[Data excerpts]
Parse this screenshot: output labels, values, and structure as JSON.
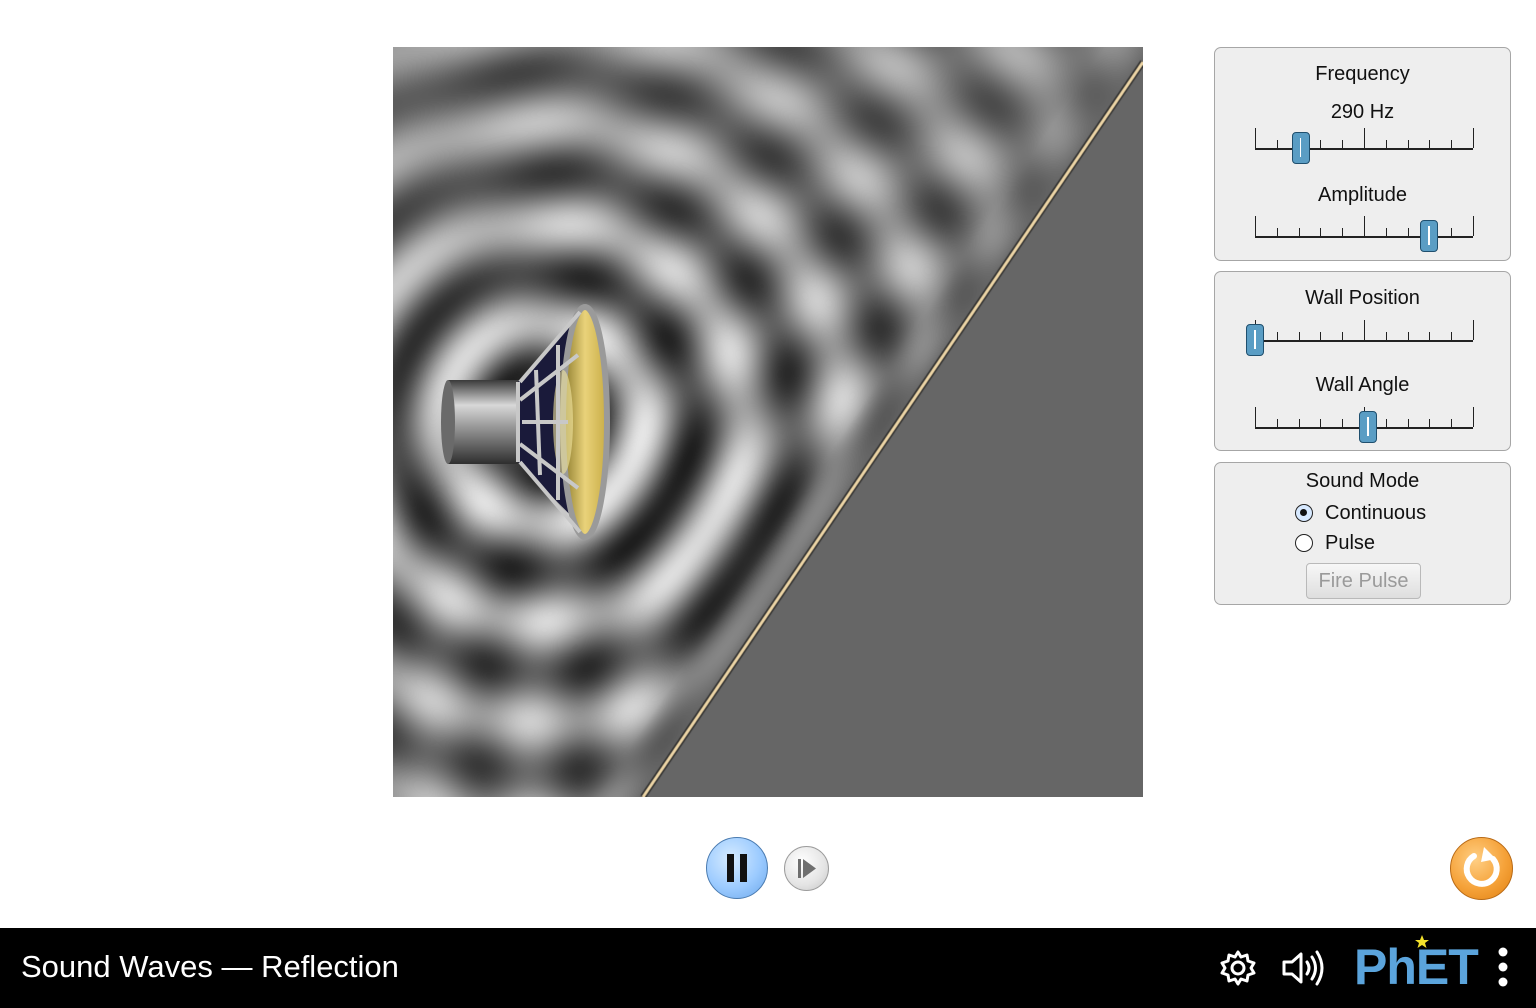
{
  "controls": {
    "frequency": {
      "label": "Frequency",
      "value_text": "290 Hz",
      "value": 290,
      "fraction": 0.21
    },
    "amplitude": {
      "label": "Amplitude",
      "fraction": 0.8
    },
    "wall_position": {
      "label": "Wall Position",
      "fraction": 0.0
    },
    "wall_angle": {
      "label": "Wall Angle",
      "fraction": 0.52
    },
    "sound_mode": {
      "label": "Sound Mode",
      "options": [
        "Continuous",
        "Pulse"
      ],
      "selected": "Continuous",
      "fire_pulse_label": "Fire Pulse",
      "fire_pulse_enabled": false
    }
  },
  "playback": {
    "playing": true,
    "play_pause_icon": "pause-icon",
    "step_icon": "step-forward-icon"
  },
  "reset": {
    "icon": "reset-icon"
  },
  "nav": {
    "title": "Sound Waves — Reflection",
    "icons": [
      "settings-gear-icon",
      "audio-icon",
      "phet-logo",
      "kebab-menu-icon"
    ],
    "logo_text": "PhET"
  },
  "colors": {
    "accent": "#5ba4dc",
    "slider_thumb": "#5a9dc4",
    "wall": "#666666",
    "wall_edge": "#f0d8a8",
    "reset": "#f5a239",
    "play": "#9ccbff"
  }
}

**EXERCISE PROMPT**
Extract every line above containing the word "fraction".

**IN RESPONSE**
      "fraction": 0.21
      "fraction": 0.8
      "fraction": 0.0
      "fraction": 0.52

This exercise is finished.